> **DOCUMENT**:
********
B. It is a condition precedent to the Closing of the acquisition contemplated by the Asset Purchase Agreement, that the Purchaser Parent shall have assumed all of the obligations under such Note and that the Guarantor and the other Subsidiaries shall have each executed a guaranty in favor of the Secured Party, guaranteeing payment of the Note; and

C. The Guarantor has duly authorized the execution, delivery and performance of this Guaranty; and

D. The Guarantor will derive substantial benefits from the acquisition of the Purchased Assets by the Sellers, which assets were acquired in part by Sellers from proceeds loaned by Secured Party as evidenced by the Note.

NOW, THEREFORE, for good and valuable consideration, the receipt of which is hereby acknowledged, and in order to induce the Secured Party to accept the assumption of the Note as partial payment for the Purchased Assets under the Asset Purchase Agreement, Guarantor agrees, unconditionally and absolutely, for the benefit of the Secured Party, as follows:

1. DEFINITIONS

(a)  As used in this Agreement, the following terms shall have the following meanings:
 


(i) “Transaction Documents" shall mean the Note, the Asset Purchase Agreement, the Security Agreement, any bills of sale, any release or assumption agreement, and any other documents executed and delivered by any of the Purchasers in connection with the Note or Asset Purchase Agreement.

(ii) "Parent’s Obligations" shall mean all obligations of the Purchaser Parent under the Note and those obligations of the Subsidiaries arising under any other documents executed and delivered by the Purchasers in connection with the Notes.

(iii) "Guarantor Documents" shall mean this Guaranty, and any other documents executed and delivered by any guarantor in connection with any of the Parent’s Obligations.

(iv) "U.C.C." shall mean the Uniform Commercial Code as in effect in the State of New York.

(b)  Unless otherwise defined herein or the context otherwise requires, terms for which meanings are provided in the U.C.C. are used in this Guaranty, including its preamble and recitals, with such meanings.
********
> **DATASET CONTENT**:
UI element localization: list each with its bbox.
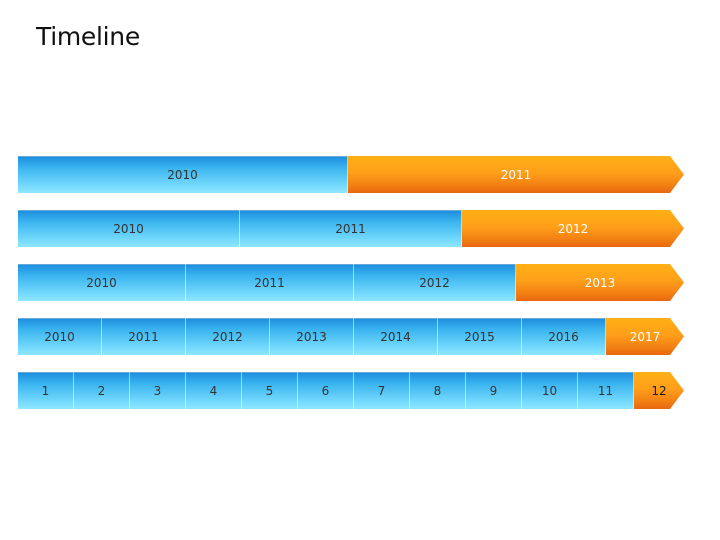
********
> **WORK INSTRUCTIONS**:
(a) For each of the statements below, answer yes or no according to the guaranty text, and quote the exact words that decide it. (i) The U.C.C. is the Uniform Commercial Code as in effect in the State of New York. (ii) The Guarantor agrees for the benefit of the Purchaser Parent. (iii) The Guarantor has authorized the execution of this Guaranty.
(b) Reproduce the guaranty text from "1. DEFINITIONS" up to and including "the Parent’s Obligations.".

> **ANSWER SET**:
(a)
(i) Yes: "the Uniform Commercial Code as in effect in the State of New York"
(ii) No: "for the benefit of the Secured Party"
(iii) Yes: "The Guarantor has duly authorized the execution, delivery and performance of this Guaranty"

(b)
1. DEFINITIONS

(a)  As used in this Agreement, the following terms shall have the following meanings:
 


(i) “Transaction Documents" shall mean the Note, the Asset Purchase Agreement, the Security Agreement, any bills of sale, any release or assumption agreement, and any other documents executed and delivered by any of the Purchasers in connection with the Note or Asset Purchase Agreement.

(ii) "Parent’s Obligations" shall mean all obligations of the Purchaser Parent under the Note and those obligations of the Subsidiaries arising under any other documents executed and delivered by the Purchasers in connection with the Notes.

(iii) "Guarantor Documents" shall mean this Guaranty, and any other documents executed and delivered by any guarantor in connection with any of the Parent’s Obligations.